Gather up the lines with the word "causes" in them.

*** DATA SUPPLIED ***

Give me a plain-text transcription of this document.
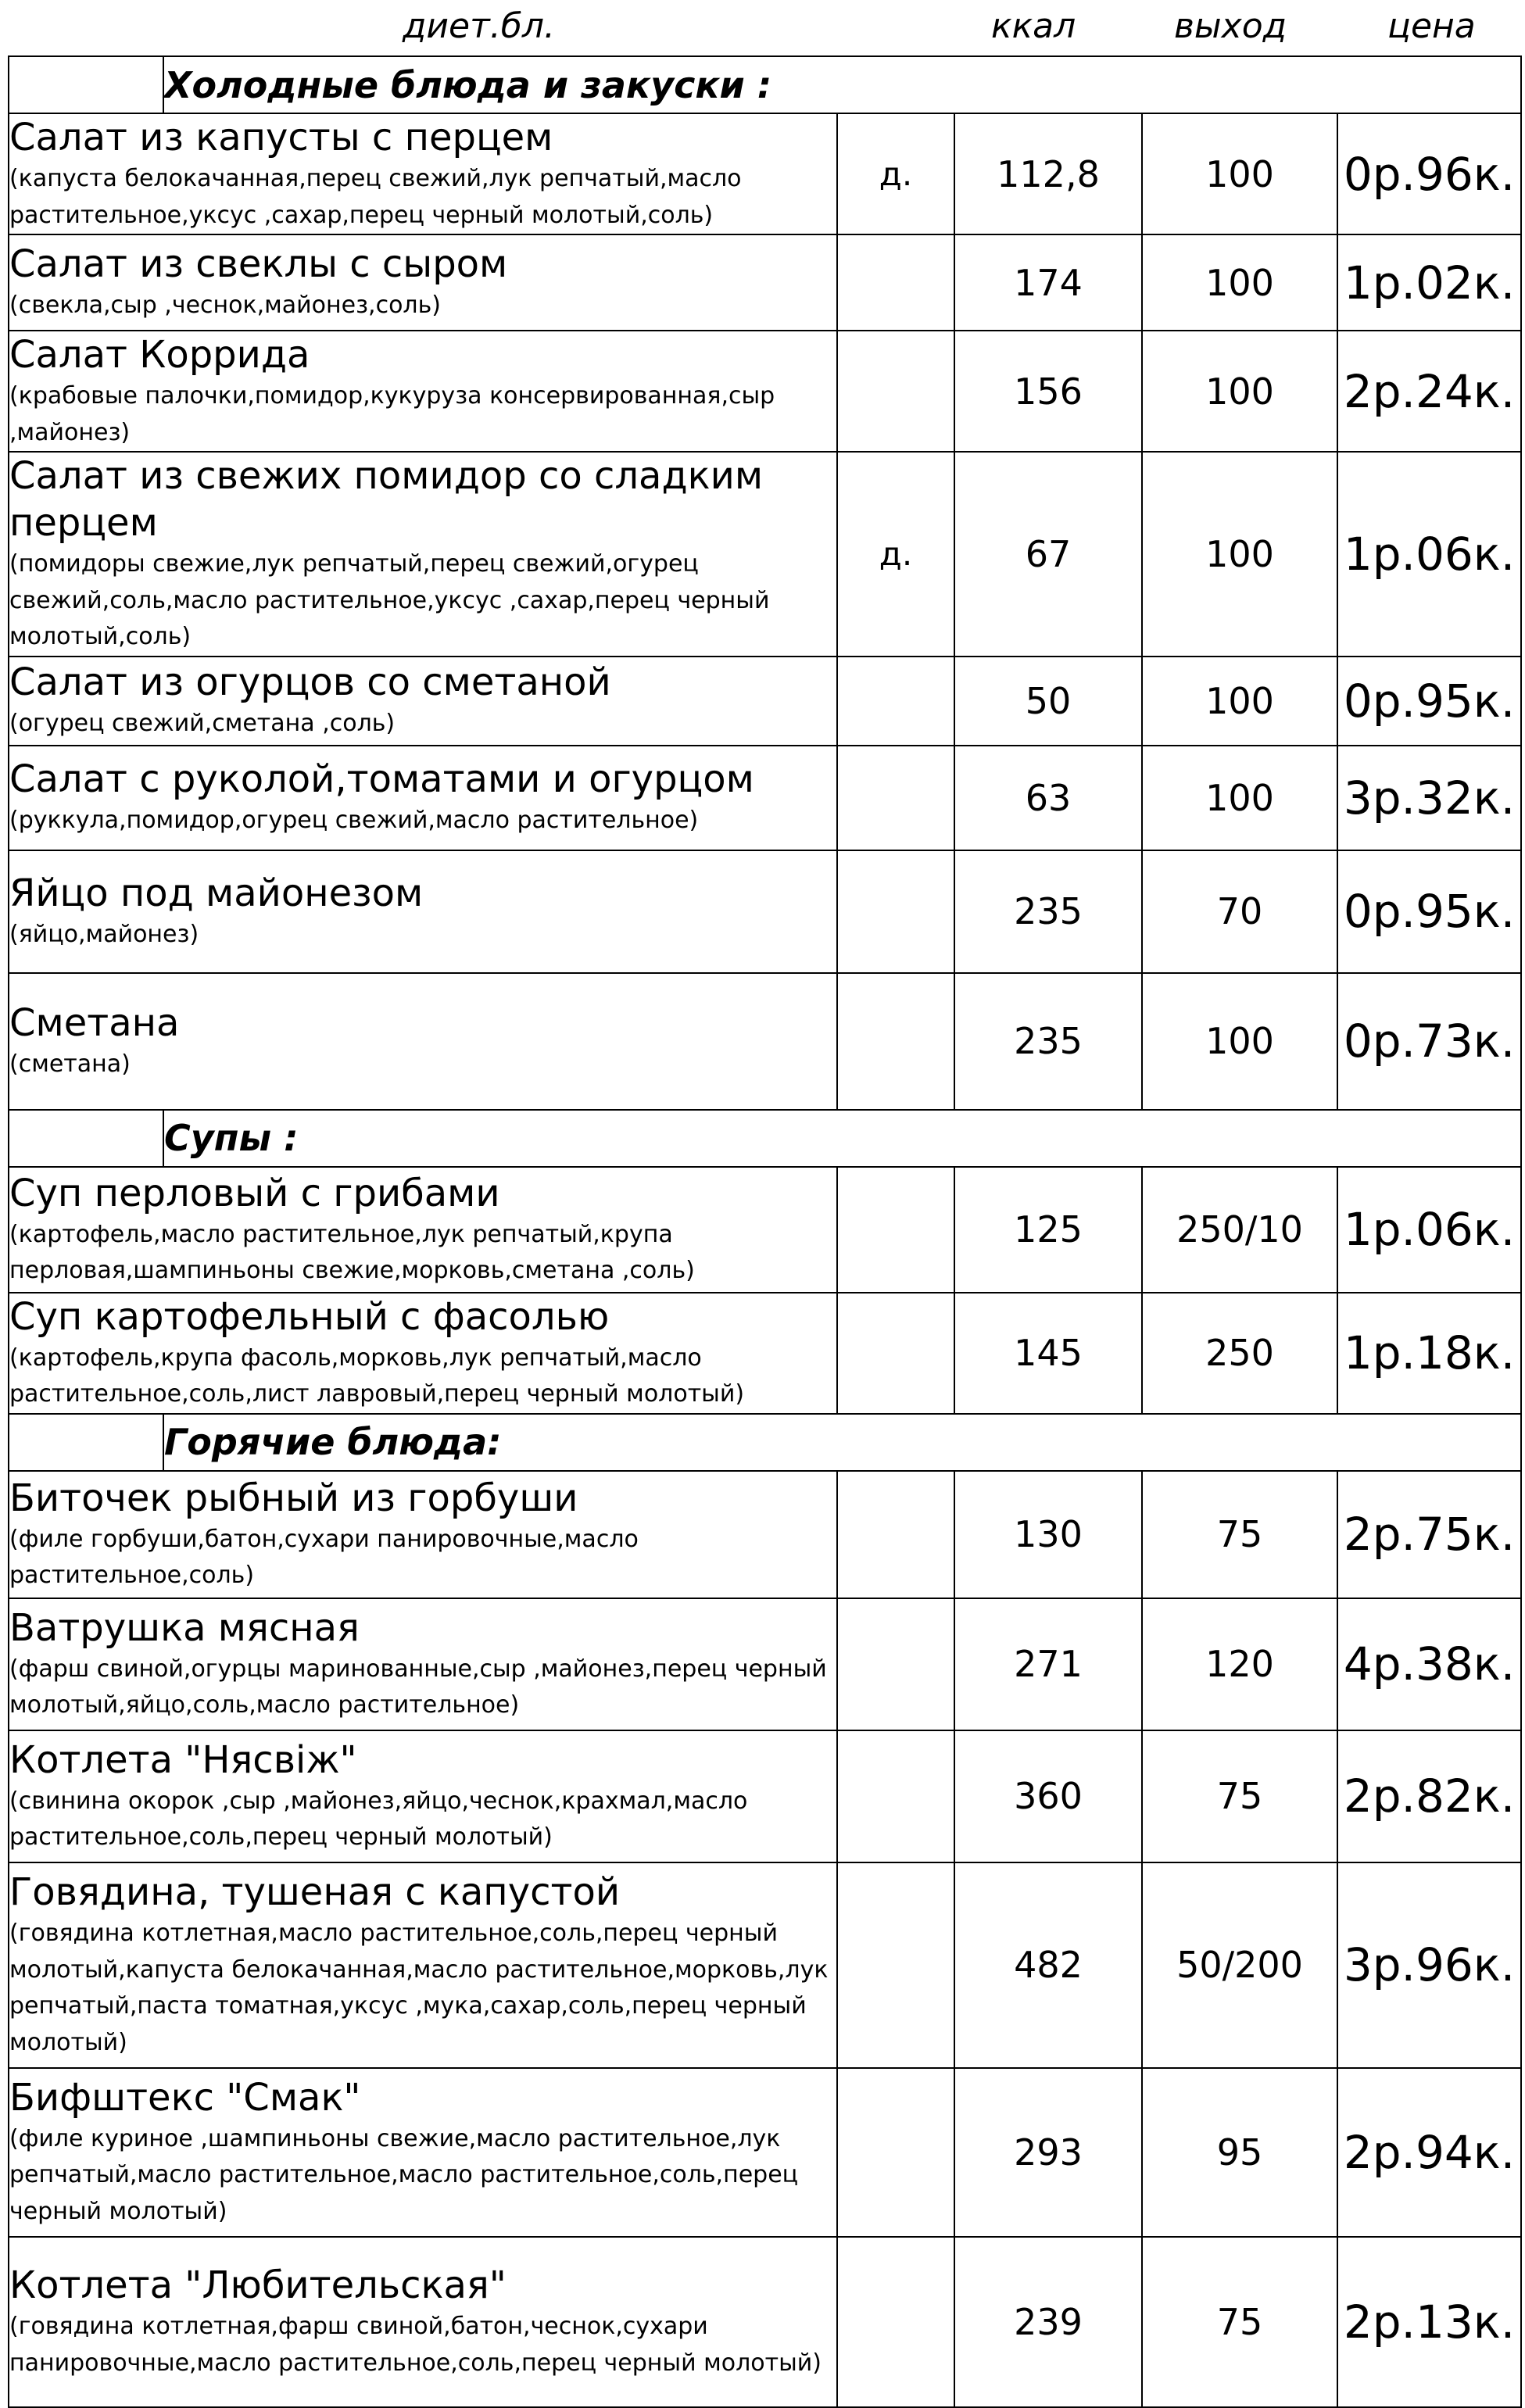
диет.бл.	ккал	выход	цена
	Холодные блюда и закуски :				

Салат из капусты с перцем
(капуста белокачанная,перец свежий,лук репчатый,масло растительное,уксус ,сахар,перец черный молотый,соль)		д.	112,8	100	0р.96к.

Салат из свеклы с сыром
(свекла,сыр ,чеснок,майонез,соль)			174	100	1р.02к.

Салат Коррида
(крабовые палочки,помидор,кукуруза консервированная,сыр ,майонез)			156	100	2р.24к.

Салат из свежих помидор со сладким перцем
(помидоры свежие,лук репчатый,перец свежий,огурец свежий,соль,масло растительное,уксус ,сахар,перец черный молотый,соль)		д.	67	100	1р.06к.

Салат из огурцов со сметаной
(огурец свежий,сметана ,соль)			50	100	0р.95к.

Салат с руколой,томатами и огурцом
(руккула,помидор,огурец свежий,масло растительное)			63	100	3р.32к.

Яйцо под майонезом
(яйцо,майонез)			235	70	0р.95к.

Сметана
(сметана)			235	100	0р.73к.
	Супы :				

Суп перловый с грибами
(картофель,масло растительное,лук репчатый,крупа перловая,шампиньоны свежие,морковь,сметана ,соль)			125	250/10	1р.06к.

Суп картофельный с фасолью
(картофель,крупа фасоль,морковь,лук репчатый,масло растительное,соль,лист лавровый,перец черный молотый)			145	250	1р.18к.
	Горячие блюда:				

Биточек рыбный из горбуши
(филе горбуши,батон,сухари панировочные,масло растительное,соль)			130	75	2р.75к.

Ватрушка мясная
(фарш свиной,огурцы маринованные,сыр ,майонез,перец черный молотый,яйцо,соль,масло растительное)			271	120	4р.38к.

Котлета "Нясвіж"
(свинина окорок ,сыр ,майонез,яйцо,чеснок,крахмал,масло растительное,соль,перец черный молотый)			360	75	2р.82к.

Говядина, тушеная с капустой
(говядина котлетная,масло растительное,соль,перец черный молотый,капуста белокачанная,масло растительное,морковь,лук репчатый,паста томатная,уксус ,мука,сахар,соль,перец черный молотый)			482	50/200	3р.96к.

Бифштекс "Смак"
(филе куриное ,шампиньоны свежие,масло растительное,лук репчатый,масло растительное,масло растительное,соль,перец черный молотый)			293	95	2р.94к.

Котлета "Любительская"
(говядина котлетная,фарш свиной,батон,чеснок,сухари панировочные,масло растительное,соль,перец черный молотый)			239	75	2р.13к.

***
*** DATA SUPPLIED ***

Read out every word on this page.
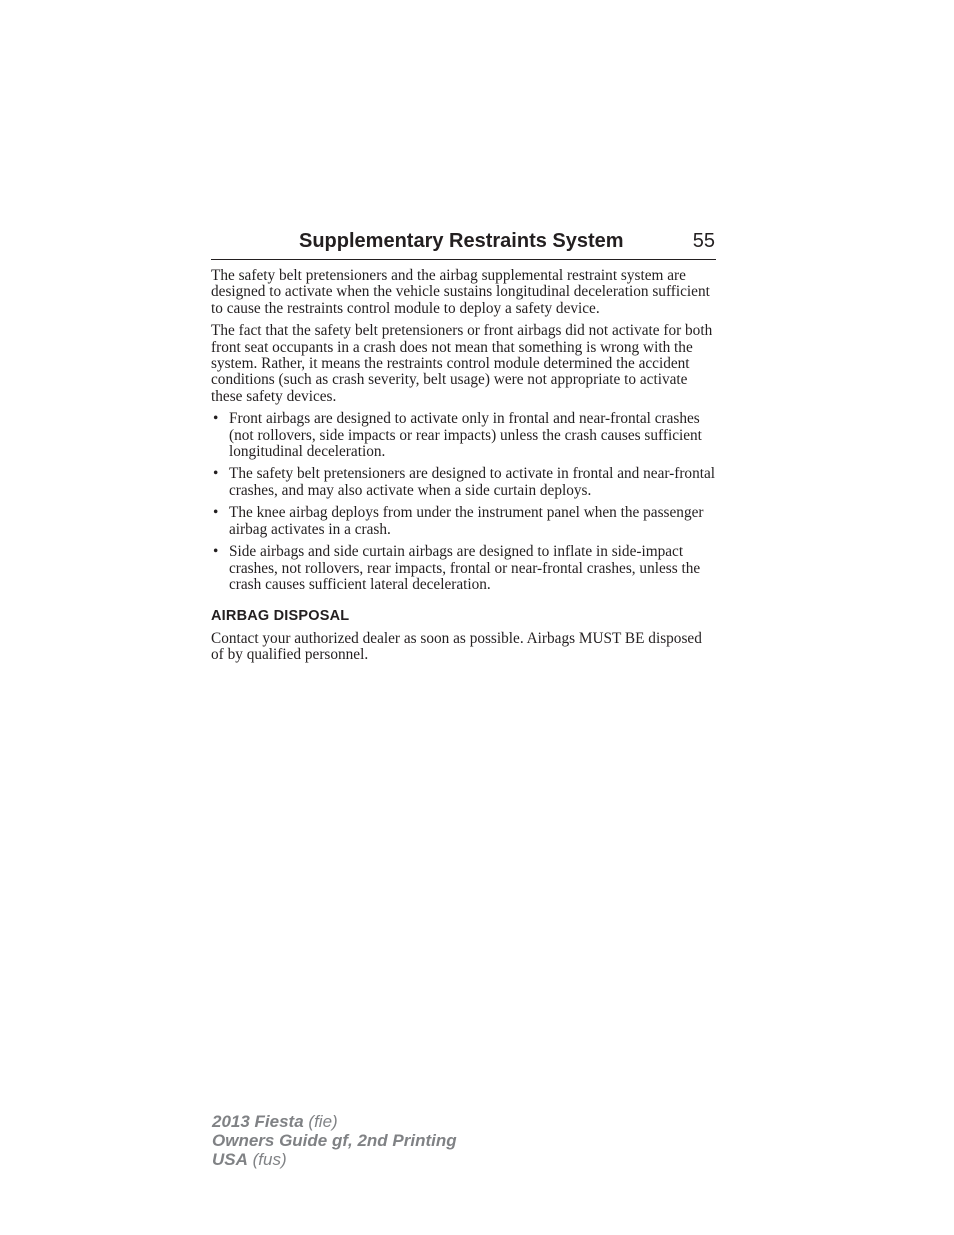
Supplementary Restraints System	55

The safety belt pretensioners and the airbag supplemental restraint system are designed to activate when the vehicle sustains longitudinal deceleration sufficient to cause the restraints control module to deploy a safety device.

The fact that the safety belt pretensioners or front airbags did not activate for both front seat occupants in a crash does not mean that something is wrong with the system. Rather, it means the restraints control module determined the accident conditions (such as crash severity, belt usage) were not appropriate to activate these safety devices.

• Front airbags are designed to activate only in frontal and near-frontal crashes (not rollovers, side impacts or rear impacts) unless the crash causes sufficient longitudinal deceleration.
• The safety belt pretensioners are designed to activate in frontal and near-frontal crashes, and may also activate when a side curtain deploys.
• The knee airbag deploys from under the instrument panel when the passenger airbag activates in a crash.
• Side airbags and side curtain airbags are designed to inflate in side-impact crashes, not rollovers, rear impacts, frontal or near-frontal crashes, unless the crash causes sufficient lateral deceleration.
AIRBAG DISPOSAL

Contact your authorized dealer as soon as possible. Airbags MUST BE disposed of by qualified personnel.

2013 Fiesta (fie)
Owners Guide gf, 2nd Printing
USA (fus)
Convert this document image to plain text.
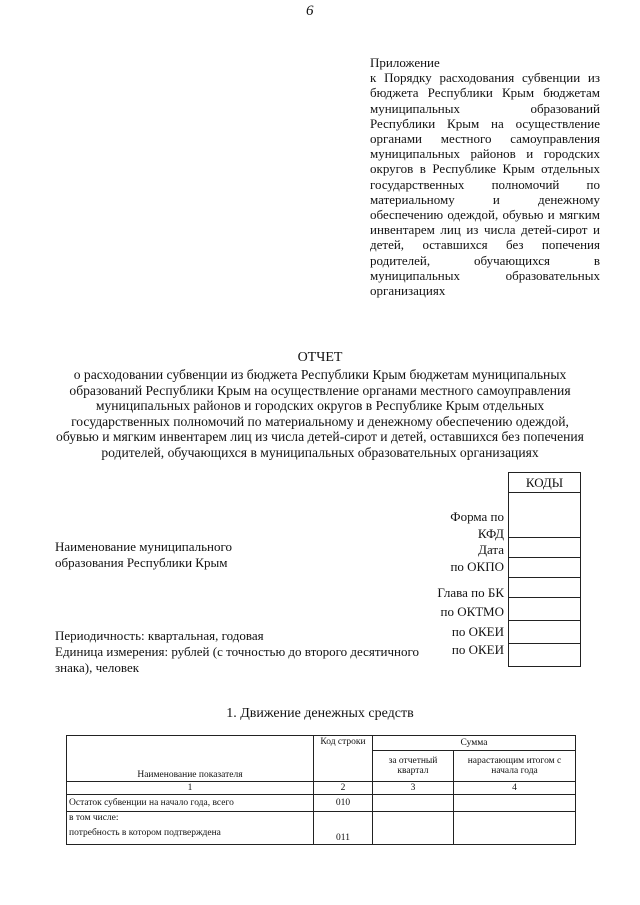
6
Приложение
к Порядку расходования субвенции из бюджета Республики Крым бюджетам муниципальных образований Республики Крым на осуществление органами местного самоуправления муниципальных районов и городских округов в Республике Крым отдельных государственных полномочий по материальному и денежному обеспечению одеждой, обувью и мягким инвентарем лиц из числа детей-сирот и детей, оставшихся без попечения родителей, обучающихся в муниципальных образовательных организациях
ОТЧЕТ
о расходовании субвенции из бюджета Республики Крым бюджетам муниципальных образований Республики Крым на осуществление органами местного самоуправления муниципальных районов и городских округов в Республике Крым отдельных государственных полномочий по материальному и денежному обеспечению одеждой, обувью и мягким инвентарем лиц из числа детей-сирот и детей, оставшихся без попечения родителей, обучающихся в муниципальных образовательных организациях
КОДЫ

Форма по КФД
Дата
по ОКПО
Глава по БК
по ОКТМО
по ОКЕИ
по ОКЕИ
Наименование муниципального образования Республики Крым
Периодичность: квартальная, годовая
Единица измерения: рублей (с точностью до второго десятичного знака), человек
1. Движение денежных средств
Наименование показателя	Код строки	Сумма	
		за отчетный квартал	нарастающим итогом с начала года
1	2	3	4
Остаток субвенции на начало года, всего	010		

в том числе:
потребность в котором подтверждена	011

***

REPLY TO THE TASK>
• Front airbags are designed to activate only in frontal and near-frontal crashes (not rollovers, side impacts or rear impacts) unless the crash causes sufficient longitudinal deceleration.
• Side airbags and side curtain airbags are designed to inflate in side-impact crashes, not rollovers, rear impacts, frontal or near-frontal crashes, unless the crash causes sufficient lateral deceleration.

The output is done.